Problem requirements: Copy each line exactly. Drop every picture.

Part of a data file:
::::
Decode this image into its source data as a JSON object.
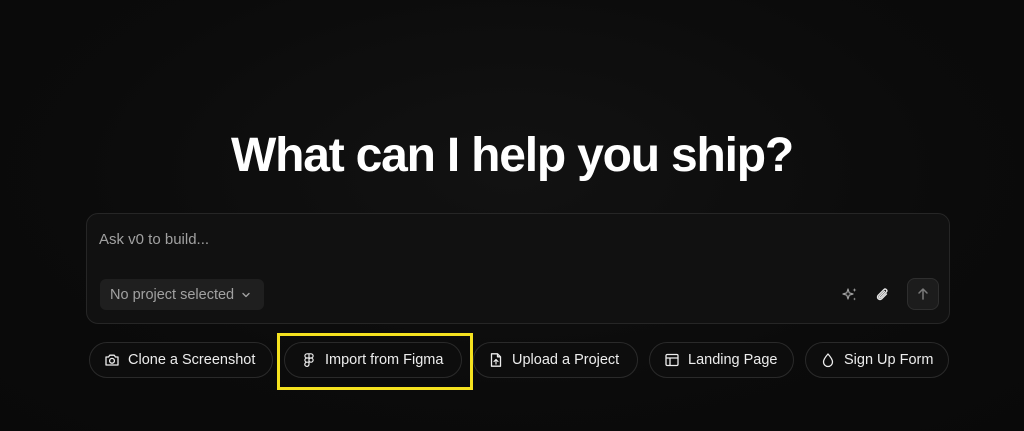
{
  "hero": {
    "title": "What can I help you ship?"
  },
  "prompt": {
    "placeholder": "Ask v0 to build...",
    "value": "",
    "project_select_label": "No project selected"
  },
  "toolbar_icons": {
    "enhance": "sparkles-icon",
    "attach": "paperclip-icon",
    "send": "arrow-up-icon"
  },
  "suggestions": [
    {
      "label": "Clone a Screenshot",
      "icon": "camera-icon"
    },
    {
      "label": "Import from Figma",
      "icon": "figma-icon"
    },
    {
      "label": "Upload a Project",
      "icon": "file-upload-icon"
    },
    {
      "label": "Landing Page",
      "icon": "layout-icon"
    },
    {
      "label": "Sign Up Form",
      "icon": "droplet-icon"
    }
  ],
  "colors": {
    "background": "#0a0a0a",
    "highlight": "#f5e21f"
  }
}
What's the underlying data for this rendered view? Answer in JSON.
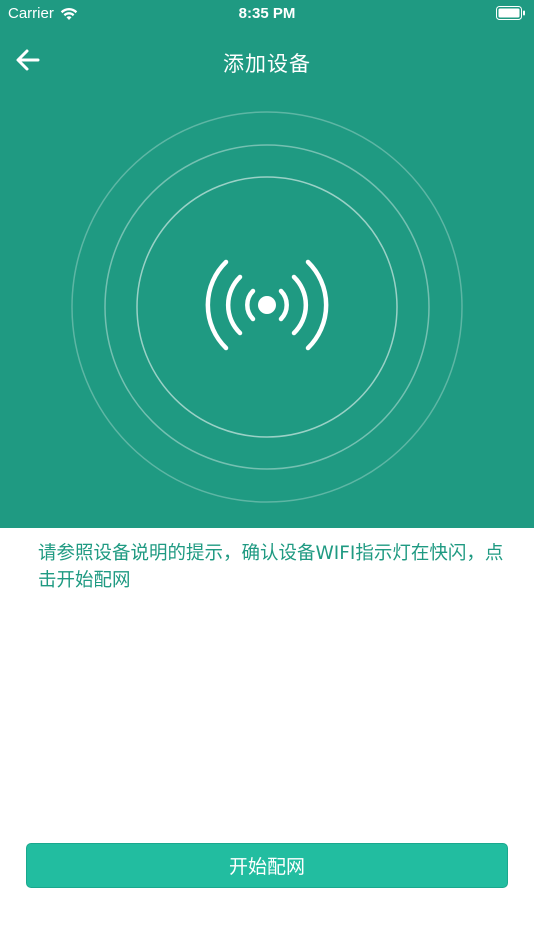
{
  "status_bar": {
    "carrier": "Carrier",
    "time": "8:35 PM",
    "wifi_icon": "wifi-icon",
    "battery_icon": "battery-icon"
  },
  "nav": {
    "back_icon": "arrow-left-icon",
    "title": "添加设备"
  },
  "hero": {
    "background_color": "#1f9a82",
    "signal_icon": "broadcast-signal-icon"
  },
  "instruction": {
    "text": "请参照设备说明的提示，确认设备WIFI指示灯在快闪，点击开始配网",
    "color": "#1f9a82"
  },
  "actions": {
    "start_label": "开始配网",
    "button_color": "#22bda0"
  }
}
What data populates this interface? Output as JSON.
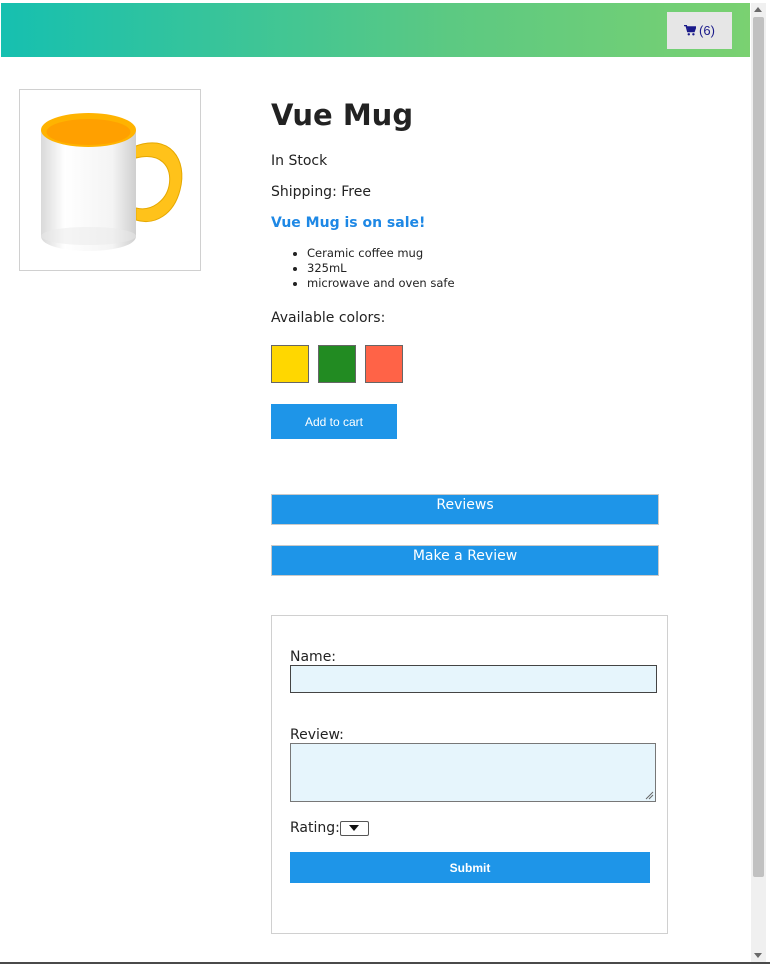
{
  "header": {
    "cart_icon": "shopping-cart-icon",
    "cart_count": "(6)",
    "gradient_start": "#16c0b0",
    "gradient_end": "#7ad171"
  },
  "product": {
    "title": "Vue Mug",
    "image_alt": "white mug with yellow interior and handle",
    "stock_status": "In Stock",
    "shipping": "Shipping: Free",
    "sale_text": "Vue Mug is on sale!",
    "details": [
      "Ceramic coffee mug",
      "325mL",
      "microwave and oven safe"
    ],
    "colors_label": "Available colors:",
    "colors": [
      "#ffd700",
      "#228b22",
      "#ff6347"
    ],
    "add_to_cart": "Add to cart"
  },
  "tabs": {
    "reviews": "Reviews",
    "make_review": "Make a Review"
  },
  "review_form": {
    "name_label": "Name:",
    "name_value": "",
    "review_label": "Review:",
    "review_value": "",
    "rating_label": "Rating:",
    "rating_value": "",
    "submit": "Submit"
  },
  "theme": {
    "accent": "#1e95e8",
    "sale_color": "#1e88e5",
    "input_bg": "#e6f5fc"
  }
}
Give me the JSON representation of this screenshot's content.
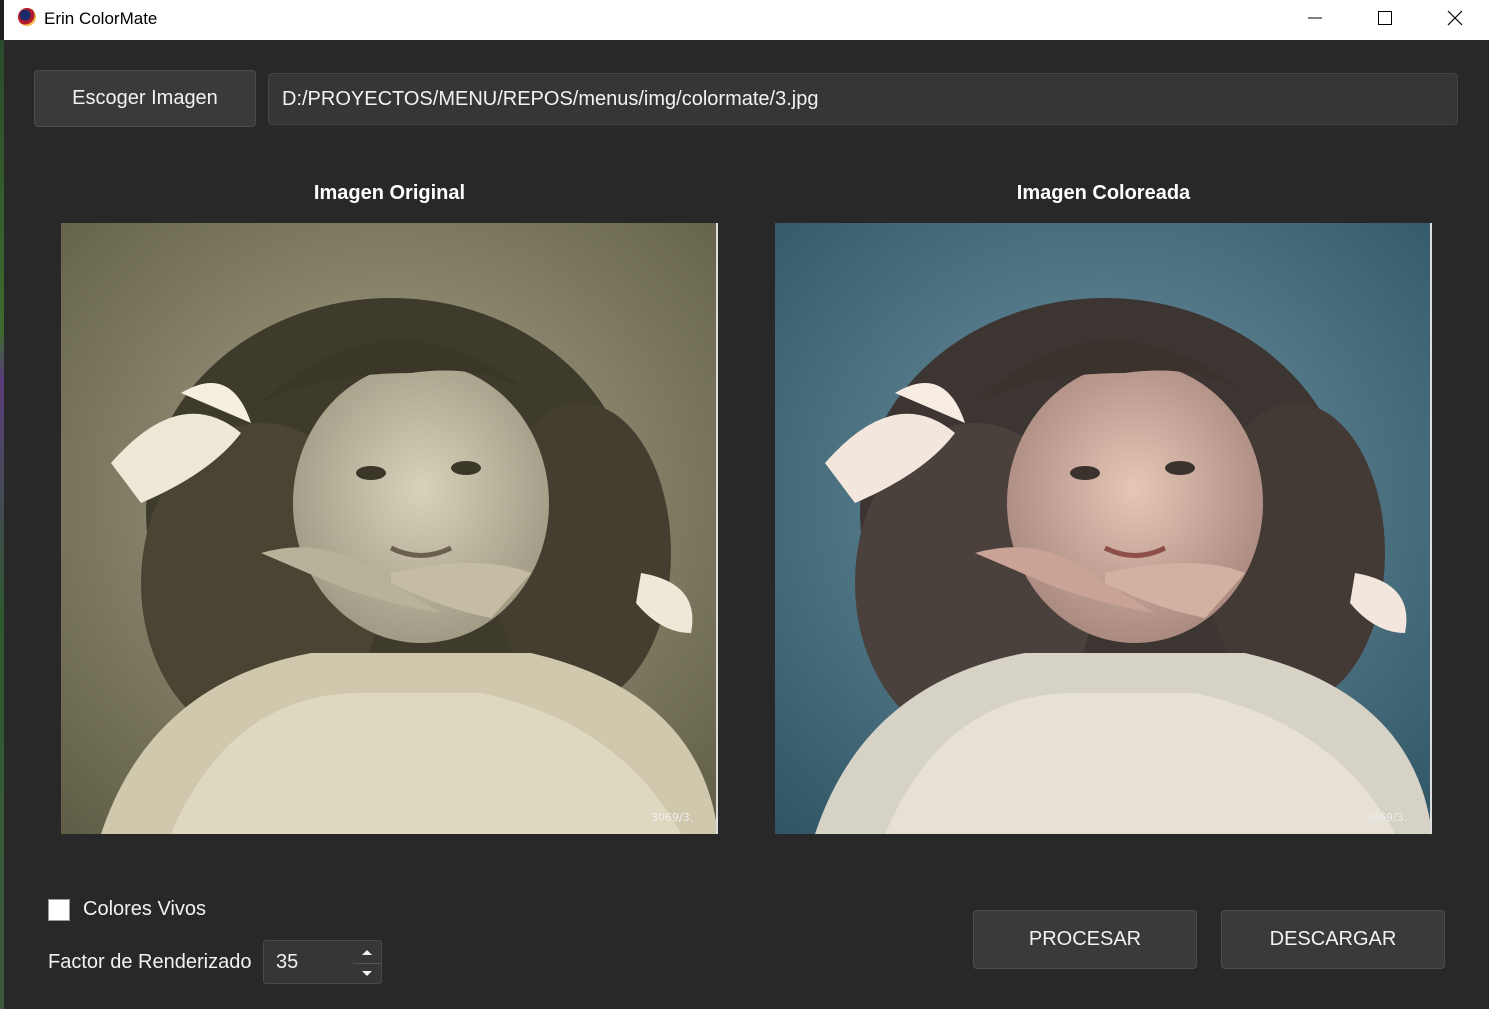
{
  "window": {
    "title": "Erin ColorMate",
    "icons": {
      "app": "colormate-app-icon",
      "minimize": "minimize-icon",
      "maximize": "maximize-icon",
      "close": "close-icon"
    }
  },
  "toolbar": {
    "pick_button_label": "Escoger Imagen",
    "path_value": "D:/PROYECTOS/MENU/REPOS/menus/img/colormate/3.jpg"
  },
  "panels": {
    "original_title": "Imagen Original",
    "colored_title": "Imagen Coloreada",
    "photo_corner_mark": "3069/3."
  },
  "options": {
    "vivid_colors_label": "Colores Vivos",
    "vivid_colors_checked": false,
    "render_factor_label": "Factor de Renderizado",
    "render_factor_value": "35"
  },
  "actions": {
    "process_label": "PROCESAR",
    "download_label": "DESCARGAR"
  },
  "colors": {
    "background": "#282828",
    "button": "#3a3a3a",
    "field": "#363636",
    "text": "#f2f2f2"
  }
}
::::
The result:
Decode this image into its source data as a JSON object.
{
  "hero": {
    "title": "What can I help you ship?"
  },
  "prompt": {
    "placeholder": "Ask v0 to build...",
    "value": "",
    "project_select_label": "No project selected"
  },
  "toolbar_icons": {
    "enhance": "sparkles-icon",
    "attach": "paperclip-icon",
    "send": "arrow-up-icon"
  },
  "suggestions": [
    {
      "label": "Clone a Screenshot",
      "icon": "camera-icon"
    },
    {
      "label": "Import from Figma",
      "icon": "figma-icon"
    },
    {
      "label": "Upload a Project",
      "icon": "file-upload-icon"
    },
    {
      "label": "Landing Page",
      "icon": "layout-icon"
    },
    {
      "label": "Sign Up Form",
      "icon": "droplet-icon"
    }
  ],
  "colors": {
    "background": "#0a0a0a",
    "highlight": "#f5e21f"
  }
}
What's the underlying data for this rendered view? Answer in JSON.
{
  "status_bar": {
    "carrier": "Carrier",
    "time": "8:35 PM",
    "wifi_icon": "wifi-icon",
    "battery_icon": "battery-icon"
  },
  "nav": {
    "back_icon": "arrow-left-icon",
    "title": "添加设备"
  },
  "hero": {
    "background_color": "#1f9a82",
    "signal_icon": "broadcast-signal-icon"
  },
  "instruction": {
    "text": "请参照设备说明的提示，确认设备WIFI指示灯在快闪，点击开始配网",
    "color": "#1f9a82"
  },
  "actions": {
    "start_label": "开始配网",
    "button_color": "#22bda0"
  }
}
What data populates this interface? Output as JSON.
{
  "header": {
    "cart_icon": "shopping-cart-icon",
    "cart_count": "(6)",
    "gradient_start": "#16c0b0",
    "gradient_end": "#7ad171"
  },
  "product": {
    "title": "Vue Mug",
    "image_alt": "white mug with yellow interior and handle",
    "stock_status": "In Stock",
    "shipping": "Shipping: Free",
    "sale_text": "Vue Mug is on sale!",
    "details": [
      "Ceramic coffee mug",
      "325mL",
      "microwave and oven safe"
    ],
    "colors_label": "Available colors:",
    "colors": [
      "#ffd700",
      "#228b22",
      "#ff6347"
    ],
    "add_to_cart": "Add to cart"
  },
  "tabs": {
    "reviews": "Reviews",
    "make_review": "Make a Review"
  },
  "review_form": {
    "name_label": "Name:",
    "name_value": "",
    "review_label": "Review:",
    "review_value": "",
    "rating_label": "Rating:",
    "rating_value": "",
    "submit": "Submit"
  },
  "theme": {
    "accent": "#1e95e8",
    "sale_color": "#1e88e5",
    "input_bg": "#e6f5fc"
  }
}
Give me the JSON representation of this screenshot's content.
{
  "window": {
    "title": "Erin ColorMate",
    "icons": {
      "app": "colormate-app-icon",
      "minimize": "minimize-icon",
      "maximize": "maximize-icon",
      "close": "close-icon"
    }
  },
  "toolbar": {
    "pick_button_label": "Escoger Imagen",
    "path_value": "D:/PROYECTOS/MENU/REPOS/menus/img/colormate/3.jpg"
  },
  "panels": {
    "original_title": "Imagen Original",
    "colored_title": "Imagen Coloreada",
    "photo_corner_mark": "3069/3."
  },
  "options": {
    "vivid_colors_label": "Colores Vivos",
    "vivid_colors_checked": false,
    "render_factor_label": "Factor de Renderizado",
    "render_factor_value": "35"
  },
  "actions": {
    "process_label": "PROCESAR",
    "download_label": "DESCARGAR"
  },
  "colors": {
    "background": "#282828",
    "button": "#3a3a3a",
    "field": "#363636",
    "text": "#f2f2f2"
  }
}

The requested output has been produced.